## Written task
Give the count of lines holding the string "مزایده" and nothing else.

Items from a data source
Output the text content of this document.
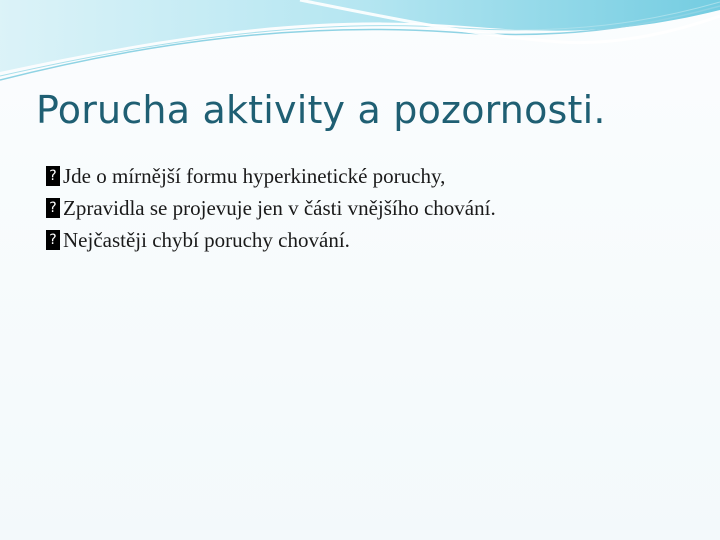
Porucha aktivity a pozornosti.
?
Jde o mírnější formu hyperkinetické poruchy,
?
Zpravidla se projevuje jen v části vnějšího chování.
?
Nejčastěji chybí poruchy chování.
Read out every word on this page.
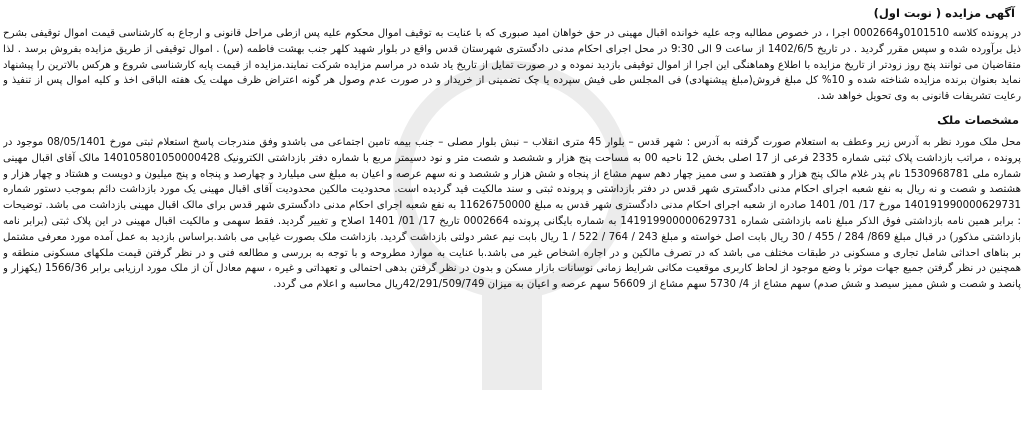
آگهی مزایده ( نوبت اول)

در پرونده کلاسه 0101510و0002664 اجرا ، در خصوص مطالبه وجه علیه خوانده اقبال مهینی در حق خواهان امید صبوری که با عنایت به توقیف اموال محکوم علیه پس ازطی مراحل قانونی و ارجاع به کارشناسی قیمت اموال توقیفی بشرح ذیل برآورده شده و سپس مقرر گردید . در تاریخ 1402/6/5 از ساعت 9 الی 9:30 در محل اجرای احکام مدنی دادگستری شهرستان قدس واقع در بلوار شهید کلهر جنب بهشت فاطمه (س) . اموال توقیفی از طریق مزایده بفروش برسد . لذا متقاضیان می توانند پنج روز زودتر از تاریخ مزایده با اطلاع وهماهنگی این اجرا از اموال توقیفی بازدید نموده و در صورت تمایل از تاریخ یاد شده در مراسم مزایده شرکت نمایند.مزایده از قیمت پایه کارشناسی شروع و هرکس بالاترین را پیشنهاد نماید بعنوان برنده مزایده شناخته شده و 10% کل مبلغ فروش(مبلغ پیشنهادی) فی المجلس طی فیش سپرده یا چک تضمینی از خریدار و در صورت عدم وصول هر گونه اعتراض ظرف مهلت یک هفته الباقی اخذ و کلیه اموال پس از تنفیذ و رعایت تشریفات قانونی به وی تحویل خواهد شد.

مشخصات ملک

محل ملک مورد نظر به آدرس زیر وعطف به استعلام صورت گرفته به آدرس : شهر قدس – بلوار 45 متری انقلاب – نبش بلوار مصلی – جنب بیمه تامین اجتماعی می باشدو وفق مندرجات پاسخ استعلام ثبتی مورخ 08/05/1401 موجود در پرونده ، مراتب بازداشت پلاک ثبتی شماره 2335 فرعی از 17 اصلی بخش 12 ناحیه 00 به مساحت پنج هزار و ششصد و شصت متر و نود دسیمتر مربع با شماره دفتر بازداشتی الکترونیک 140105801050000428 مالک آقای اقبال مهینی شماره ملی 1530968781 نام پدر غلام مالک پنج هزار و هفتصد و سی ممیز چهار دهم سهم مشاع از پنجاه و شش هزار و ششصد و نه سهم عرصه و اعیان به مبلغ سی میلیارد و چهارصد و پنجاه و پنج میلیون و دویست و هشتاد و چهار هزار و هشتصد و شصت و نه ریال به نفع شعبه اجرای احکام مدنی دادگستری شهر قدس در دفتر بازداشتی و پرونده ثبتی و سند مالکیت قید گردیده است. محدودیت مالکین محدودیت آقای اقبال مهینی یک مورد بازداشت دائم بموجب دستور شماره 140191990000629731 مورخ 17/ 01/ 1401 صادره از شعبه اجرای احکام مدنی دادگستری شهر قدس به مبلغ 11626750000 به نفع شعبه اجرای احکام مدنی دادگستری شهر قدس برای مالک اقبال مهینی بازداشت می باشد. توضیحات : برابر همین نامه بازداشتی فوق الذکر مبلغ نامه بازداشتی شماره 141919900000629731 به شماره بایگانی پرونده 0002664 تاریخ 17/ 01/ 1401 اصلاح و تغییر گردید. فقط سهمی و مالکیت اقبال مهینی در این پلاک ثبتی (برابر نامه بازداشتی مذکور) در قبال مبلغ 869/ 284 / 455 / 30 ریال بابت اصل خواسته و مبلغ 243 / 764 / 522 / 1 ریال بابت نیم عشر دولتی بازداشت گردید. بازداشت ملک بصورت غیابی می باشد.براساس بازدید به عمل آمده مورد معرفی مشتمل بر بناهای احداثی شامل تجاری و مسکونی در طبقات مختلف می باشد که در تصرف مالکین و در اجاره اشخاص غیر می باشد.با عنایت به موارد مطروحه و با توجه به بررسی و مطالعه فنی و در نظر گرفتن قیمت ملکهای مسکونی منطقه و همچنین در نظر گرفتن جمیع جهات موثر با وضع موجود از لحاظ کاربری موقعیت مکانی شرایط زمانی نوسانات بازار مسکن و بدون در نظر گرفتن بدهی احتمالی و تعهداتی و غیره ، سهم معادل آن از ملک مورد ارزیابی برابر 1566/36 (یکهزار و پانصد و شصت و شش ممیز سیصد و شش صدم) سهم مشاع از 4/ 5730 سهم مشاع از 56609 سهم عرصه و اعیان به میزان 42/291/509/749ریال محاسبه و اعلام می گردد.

## Exercise result
2